* **Document passage**:
*****
# **INEXPENSIVE SCHEDULING IN FPGAS**

W. W. Terpstra, D. Beck, M. Kreider, GSI, Darmstadt, Germany

#### Abstract

In the new scheme for machine control used within the FAIR project, actions are distributed to front-end controllers (FEC) with absolute execution timestamps. The execution time must be both precise to the nanosecond and scheduled faster than a microsecond, requiring a hardware solution. Although the actions are scheduled at the FEC out of order, they must be executed in sorted order. The typical hardware approaches to implementing a priority queue (CAMs, shiftregisters, etc.) work well in ASIC designs, but must be implemented in expensive FPGA core logic. Conversely, the typical software approaches (heaps, calendar queues, etc.) are either too slow or too memory intensive. We present an approach exploiting the time-ordered nature of our problem to sort in constant time using only a few memory blocks.

### **INTRODUCTION**

In a schedule-driven control system, pending actions include an execution timestamp. When the timestamp matches the current time, the responsible front-end controller (FEC) executes the action. Within the scope of the FAIR project, many physically distributed FECs will execute actions in concert. Actions are coordinated and distributed by a central unit, the data master, which controls beam production.

Unfortunately, the data master is quite complicated. The actions it requires a FEC to take may be delivered in an order different than the execution order. This paper describes how a FEC takes an incoming set of out-of-order actions and outputs them in sorted order. In principle, a single FEC may control many devices attached to many interfaces. However, for the purposes of this paper, we will concern ourselves only with the actions delivered by a FEC through a single interface. We also omit message processing.
*****
* **Entries**:
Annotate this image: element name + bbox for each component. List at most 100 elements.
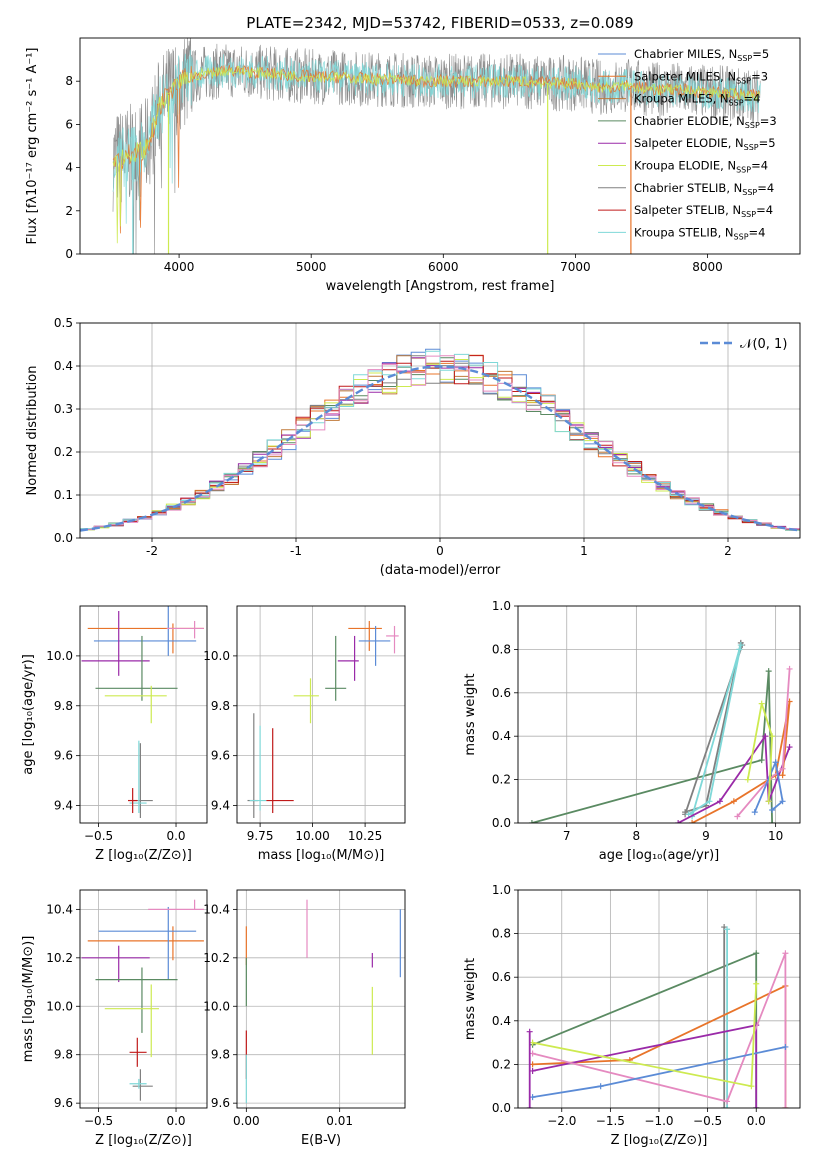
legend-subscript: SSP bbox=[745, 121, 760, 130]
weight-marker bbox=[772, 759, 779, 766]
plot-area-mass_vs_Z bbox=[81, 899, 204, 1101]
y-tick-label: 0.0 bbox=[492, 816, 511, 830]
weight-marker bbox=[765, 668, 772, 675]
y-tick-label: 9.8 bbox=[54, 1048, 73, 1062]
y-tick-label: 0.1 bbox=[54, 488, 73, 502]
x-tick-label: −2.0 bbox=[547, 1114, 576, 1128]
y-tick-label: 9.8 bbox=[54, 699, 73, 713]
axes-spectrum: 4000 5000 6000 7000 8000 0 2 4 6 8 wavelength [Ang… bbox=[25, 37, 801, 294]
x-tick-label: 7000 bbox=[560, 260, 591, 274]
weight-marker bbox=[762, 733, 769, 740]
weight-series-line bbox=[746, 703, 774, 802]
legend-subscript: SSP bbox=[741, 210, 756, 219]
axes-residuals: -2 -1 0 1 2 0.0 0.1 0.2 0.3 0.4 0.5 (data-model)/er… bbox=[25, 316, 801, 578]
weight-marker bbox=[526, 1105, 533, 1108]
weight-marker bbox=[782, 950, 789, 957]
axes-mass_vs_Z: −0.5 0.0 9.6 9.8 10.0 10.2 10.4 Z [log₁₀(Z/Z⊙)]… bbox=[21, 889, 208, 1148]
axes-frame bbox=[236, 605, 406, 824]
x-tick-label: −0.5 bbox=[84, 829, 113, 843]
weight-marker bbox=[528, 820, 535, 823]
legend-suffix: =5 bbox=[759, 136, 776, 150]
x-tick-label: 0.0 bbox=[166, 829, 185, 843]
legend-subscript: SSP bbox=[744, 143, 759, 152]
legend-label: Kroupa ELODIE, NSSP=4 bbox=[634, 159, 768, 175]
plots-container: 4000 5000 6000 7000 8000 0 2 4 6 8 wavelength [Ang… bbox=[21, 37, 801, 1148]
weight-marker bbox=[782, 1043, 789, 1050]
weight-marker bbox=[706, 798, 713, 805]
weight-marker bbox=[716, 798, 723, 805]
x-axis-label: Z [log₁₀(Z/Z⊙)] bbox=[95, 1133, 192, 1148]
y-tick-label: 9.6 bbox=[211, 1096, 230, 1110]
y-tick-label: 2 bbox=[65, 204, 73, 218]
axes-weight_vs_Z: −2.0 −1.5 −1.0 −0.5 0.0 0.0 0.2 0.4 0.6 0.8 1.0 Z [… bbox=[463, 883, 801, 1148]
y-tick-label: 10.0 bbox=[203, 999, 230, 1013]
weight-marker bbox=[685, 811, 692, 818]
x-axis-label: (data-model)/error bbox=[380, 563, 501, 578]
axes-age_vs_mass: 9.75 10.00 10.25 9.4 9.6 9.8 10.0 mass [log₁₀(M… bbox=[203, 605, 406, 863]
x-tick-label: 4000 bbox=[164, 260, 195, 274]
y-axis-label: Flux [fλ10⁻¹⁷ erg cm⁻² s⁻¹ A⁻¹] bbox=[25, 48, 40, 245]
y-tick-label: 10.0 bbox=[46, 649, 73, 663]
x-axis-label: age [log₁₀(age/yr)] bbox=[599, 848, 720, 863]
plot-area-age_vs_mass bbox=[247, 620, 399, 819]
plot-area-age_vs_Z bbox=[81, 606, 204, 819]
y-tick-label: 0.8 bbox=[492, 642, 511, 656]
legend-suffix: =4 bbox=[756, 203, 773, 217]
plot-area-weight_vs_age bbox=[528, 639, 793, 823]
weight-marker bbox=[786, 744, 793, 751]
y-tick-label: 10.2 bbox=[203, 951, 230, 965]
plot-area-mass_vs_EBV bbox=[245, 899, 401, 1104]
axes-age_vs_Z: −0.5 0.0 9.4 9.6 9.8 10.0 Z [log₁₀(Z/Z⊙)] age [… bbox=[21, 605, 208, 863]
spectrum-line-kroupa_elodie bbox=[112, 65, 761, 244]
axes-frame bbox=[517, 605, 801, 824]
legend-suffix: =4 bbox=[757, 181, 774, 195]
weight-marker bbox=[736, 646, 743, 653]
y-tick-label: 0.2 bbox=[54, 445, 73, 459]
x-tick-label: −1.5 bbox=[596, 1114, 625, 1128]
weight-marker bbox=[724, 1098, 731, 1105]
weight-marker bbox=[744, 776, 751, 783]
legend-label: Salpeter ELODIE, NSSP=5 bbox=[634, 136, 776, 152]
weight-marker bbox=[724, 1105, 731, 1108]
weight-series-line bbox=[532, 951, 758, 1108]
y-tick-label: 0.4 bbox=[492, 1014, 511, 1028]
axes-frame bbox=[236, 889, 406, 1109]
y-tick-label: 1.0 bbox=[492, 883, 511, 897]
weight-marker bbox=[753, 1105, 760, 1108]
y-axis-label: mass weight bbox=[463, 958, 478, 1040]
x-tick-label: 0 bbox=[436, 544, 444, 558]
legend-subscript: SSP bbox=[737, 54, 752, 63]
axes-frame bbox=[517, 889, 801, 1109]
weight-marker bbox=[769, 806, 776, 813]
plot-area-weight_vs_Z bbox=[526, 924, 789, 1108]
weight-marker bbox=[753, 980, 760, 987]
y-tick-label: 10.2 bbox=[46, 951, 73, 965]
legend-subscript: SSP bbox=[736, 76, 751, 85]
normal-curve bbox=[80, 365, 800, 532]
y-tick-label: 0.0 bbox=[492, 1101, 511, 1115]
weight-marker bbox=[782, 1105, 789, 1108]
legend-suffix: =5 bbox=[752, 47, 769, 61]
axes-frame bbox=[79, 322, 801, 539]
y-tick-label: 0 bbox=[65, 247, 73, 261]
weight-marker bbox=[779, 798, 786, 805]
plot-area-spectrum bbox=[112, 38, 761, 254]
y-tick-label: 10.4 bbox=[203, 902, 230, 916]
y-tick-label: 0.3 bbox=[54, 402, 73, 416]
x-tick-label: -2 bbox=[146, 544, 158, 558]
figure-title: PLATE=2342, MJD=53742, FIBERID=0533, z=0… bbox=[246, 14, 633, 32]
weight-series-line bbox=[532, 1024, 758, 1108]
spectrum-legend: Chabrier MILES, NSSP=5 Salpeter MILES, NS… bbox=[598, 47, 777, 241]
y-tick-label: 9.4 bbox=[54, 799, 73, 813]
y-tick-label: 9.6 bbox=[54, 1096, 73, 1110]
weight-marker bbox=[597, 1083, 604, 1090]
legend-suffix: =4 bbox=[744, 92, 761, 106]
x-axis-label: Z [log₁₀(Z/Z⊙)] bbox=[95, 848, 192, 863]
legend-suffix: =4 bbox=[749, 225, 766, 239]
y-tick-label: 10.0 bbox=[203, 649, 230, 663]
weight-marker bbox=[737, 642, 744, 649]
y-tick-label: 8 bbox=[65, 74, 73, 88]
y-tick-label: 0.0 bbox=[54, 531, 73, 545]
y-tick-label: 0.4 bbox=[492, 729, 511, 743]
*****
* **Instructions to follow**: Decide whether each statement agrees with the text on scheduling in FPGAs, answering yes or no and quoting the deciding words. (a) Actions that reach the FEC out of order must still be executed in sorted order. (b) The paper considers actions that a FEC delivers through many interfaces. (c) Typical software approaches to a priority queue are fast enough and use little memory. The records have no connection to the text on scheduling in FPGAs.

* **Response to the exercise**:
(a) Yes: "Although the actions are scheduled at the FEC out of order, they must be executed in sorted order."
(b) No: "we will concern ourselves only with the actions delivered by a FEC through a single interface."
(c) No: "the typical software approaches (heaps, calendar queues, etc.) are either too slow or too memory intensive."